=== Task statement ===
Write out each line beneath this one exactly as it reads.

(Dataset items)
start

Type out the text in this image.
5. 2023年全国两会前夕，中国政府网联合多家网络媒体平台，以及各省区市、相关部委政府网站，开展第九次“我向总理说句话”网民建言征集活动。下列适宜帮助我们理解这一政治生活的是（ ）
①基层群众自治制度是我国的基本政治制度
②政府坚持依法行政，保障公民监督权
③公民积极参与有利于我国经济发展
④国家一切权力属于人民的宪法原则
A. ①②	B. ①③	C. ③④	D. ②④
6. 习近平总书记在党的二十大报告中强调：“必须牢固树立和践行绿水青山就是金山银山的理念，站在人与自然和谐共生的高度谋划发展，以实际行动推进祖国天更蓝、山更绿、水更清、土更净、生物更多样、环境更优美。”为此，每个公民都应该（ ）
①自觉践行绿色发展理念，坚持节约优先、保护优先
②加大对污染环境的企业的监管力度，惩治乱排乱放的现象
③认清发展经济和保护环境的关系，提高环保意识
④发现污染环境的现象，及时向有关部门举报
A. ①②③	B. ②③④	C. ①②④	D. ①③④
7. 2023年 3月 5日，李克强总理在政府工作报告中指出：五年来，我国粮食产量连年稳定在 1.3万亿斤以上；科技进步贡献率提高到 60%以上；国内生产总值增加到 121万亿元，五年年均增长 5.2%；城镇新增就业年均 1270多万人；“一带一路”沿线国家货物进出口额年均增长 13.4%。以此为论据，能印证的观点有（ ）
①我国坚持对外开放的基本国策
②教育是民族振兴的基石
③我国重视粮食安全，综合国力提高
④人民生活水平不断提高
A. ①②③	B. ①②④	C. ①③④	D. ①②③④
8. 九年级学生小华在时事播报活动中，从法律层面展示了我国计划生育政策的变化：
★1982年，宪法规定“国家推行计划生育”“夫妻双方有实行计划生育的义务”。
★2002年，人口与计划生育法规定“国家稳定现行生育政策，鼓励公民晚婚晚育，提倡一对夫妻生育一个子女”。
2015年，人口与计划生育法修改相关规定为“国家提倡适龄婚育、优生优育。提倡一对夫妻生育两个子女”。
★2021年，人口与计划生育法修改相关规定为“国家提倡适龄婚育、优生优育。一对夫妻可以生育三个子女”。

end

=== Solution for this problem ===
Type out the text in this image.
5. 2023年全国两会前夕，中国政府网联合多家网络媒体平台，以及各省区市、相关部委政府网站，开展第九次“我向总理说句话”网民建言征集活动。下列适宜帮助我们理解这一政治生活的是（ ）
①基层群众自治制度是我国的基本政治制度
②政府坚持依法行政，保障公民监督权
③公民积极参与有利于我国经济发展
④国家一切权力属于人民的宪法原则
A. ①②	B. ①③	C. ③④	D. ②④
6. 习近平总书记在党的二十大报告中强调：“必须牢固树立和践行绿水青山就是金山银山的理念，站在人与自然和谐共生的高度谋划发展，以实际行动推进祖国天更蓝、山更绿、水更清、土更净、生物更多样、环境更优美。”为此，每个公民都应该（ ）
①自觉践行绿色发展理念，坚持节约优先、保护优先
②加大对污染环境的企业的监管力度，惩治乱排乱放的现象
③认清发展经济和保护环境的关系，提高环保意识
④发现污染环境的现象，及时向有关部门举报
A. ①②③	B. ②③④	C. ①②④	D. ①③④
7. 2023年 3月 5日，李克强总理在政府工作报告中指出：五年来，我国粮食产量连年稳定在 1.3万亿斤以上；科技进步贡献率提高到 60%以上；国内生产总值增加到 121万亿元，五年年均增长 5.2%；城镇新增就业年均 1270多万人；“一带一路”沿线国家货物进出口额年均增长 13.4%。以此为论据，能印证的观点有（ ）
①我国坚持对外开放的基本国策
②教育是民族振兴的基石
③我国重视粮食安全，综合国力提高
④人民生活水平不断提高
A. ①②③	B. ①②④	C. ①③④	D. ①②③④
8. 九年级学生小华在时事播报活动中，从法律层面展示了我国计划生育政策的变化：
★1982年，宪法规定“国家推行计划生育”“夫妻双方有实行计划生育的义务”。
★2002年，人口与计划生育法规定“国家稳定现行生育政策，鼓励公民晚婚晚育，提倡一对夫妻生育一个子女”。
2015年，人口与计划生育法修改相关规定为“国家提倡适龄婚育、优生优育。提倡一对夫妻生育两个子女”。
★2021年，人口与计划生育法修改相关规定为“国家提倡适龄婚育、优生优育。一对夫妻可以生育三个子女”。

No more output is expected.